— start of Information provided —

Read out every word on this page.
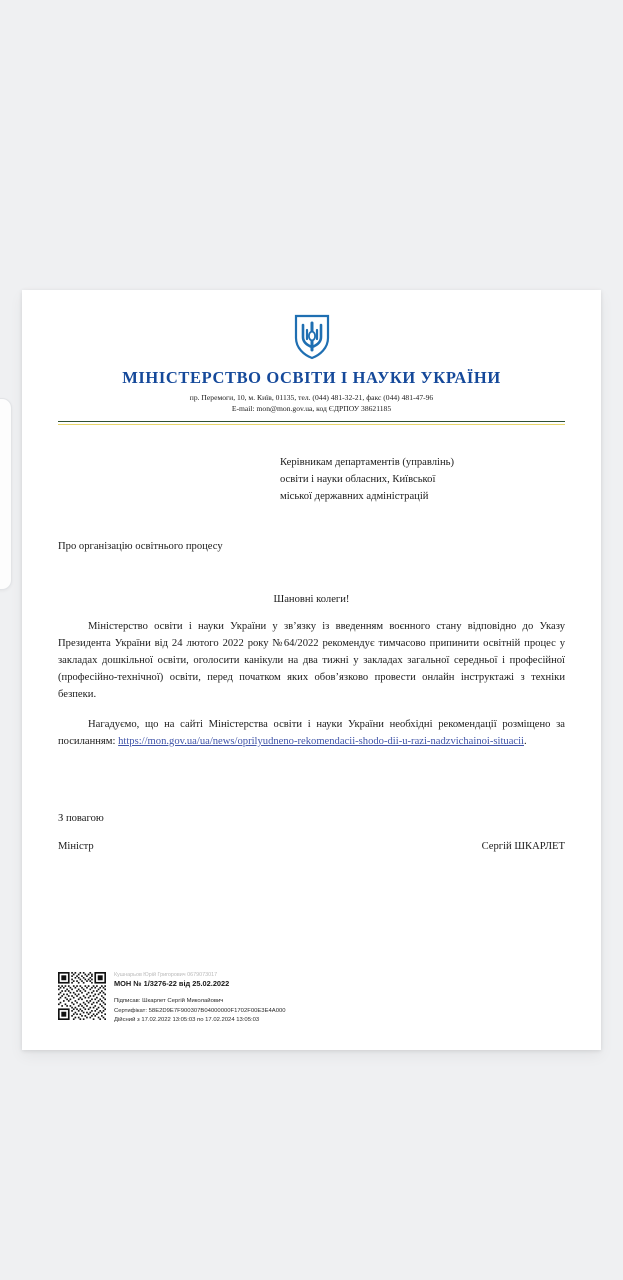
МІНІСТЕРСТВО ОСВІТИ І НАУКИ УКРАЇНИ

пр. Перемоги, 10, м. Київ, 01135, тел. (044) 481-32-21, факс (044) 481-47-96

E-mail: mon@mon.gov.ua, код ЄДРПОУ 38621185

Керівникам департаментів (управлінь)
освіти і науки обласних, Київської
міської державних адміністрацій
Про організацію освітнього процесу
Шановні колеги!

Міністерство освіти і науки України у зв’язку із введенням воєнного стану відповідно до Указу Президента України від 24 лютого 2022 року №64/2022 рекомендує тимчасово припинити освітній процес у закладах дошкільної освіти, оголосити канікули на два тижні у закладах загальної середньої і професійної (професійно-технічної) освіти, перед початком яких обов’язково провести онлайн інструктажі з техніки безпеки.

Нагадуємо, що на сайті Міністерства освіти і науки України необхідні рекомендації розміщено за посиланням: https://mon.gov.ua/ua/news/oprilyudneno-rekomendacii-shodo-dii-u-razi-nadzvichainoi-situacii.

З повагою
Міністр	Сергій ШКАРЛЕТ
Кушнарьов Юрій Григорович 0679073017
МОН № 1/3276-22 від 25.02.2022
Підписав: Шкарлет Сергій Миколайович
Сертифікат: 58E2D9E7F900307B04000000F1702F00E3E4A000
Дійсний з 17.02.2022 13:05:03 по 17.02.2024 13:05:03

— end of Information provided —

Task objective ▸ Copy every line of the data word for word, omitting the images.

Task output ▸
Read out every word on this page.
МІНІСТЕРСТВО ОСВІТИ І НАУКИ УКРАЇНИ

пр. Перемоги, 10, м. Київ, 01135, тел. (044) 481-32-21, факс (044) 481-47-96

E-mail: mon@mon.gov.ua, код ЄДРПОУ 38621185

Керівникам департаментів (управлінь)
освіти і науки обласних, Київської
міської державних адміністрацій
Про організацію освітнього процесу
Шановні колеги!

Міністерство освіти і науки України у зв’язку із введенням воєнного стану відповідно до Указу Президента України від 24 лютого 2022 року №64/2022 рекомендує тимчасово припинити освітній процес у закладах дошкільної освіти, оголосити канікули на два тижні у закладах загальної середньої і професійної (професійно-технічної) освіти, перед початком яких обов’язково провести онлайн інструктажі з техніки безпеки.

Нагадуємо, що на сайті Міністерства освіти і науки України необхідні рекомендації розміщено за посиланням: https://mon.gov.ua/ua/news/oprilyudneno-rekomendacii-shodo-dii-u-razi-nadzvichainoi-situacii.

З повагою
Міністр	Сергій ШКАРЛЕТ
Кушнарьов Юрій Григорович 0679073017
МОН № 1/3276-22 від 25.02.2022
Підписав: Шкарлет Сергій Миколайович
Сертифікат: 58E2D9E7F900307B04000000F1702F00E3E4A000
Дійсний з 17.02.2022 13:05:03 по 17.02.2024 13:05:03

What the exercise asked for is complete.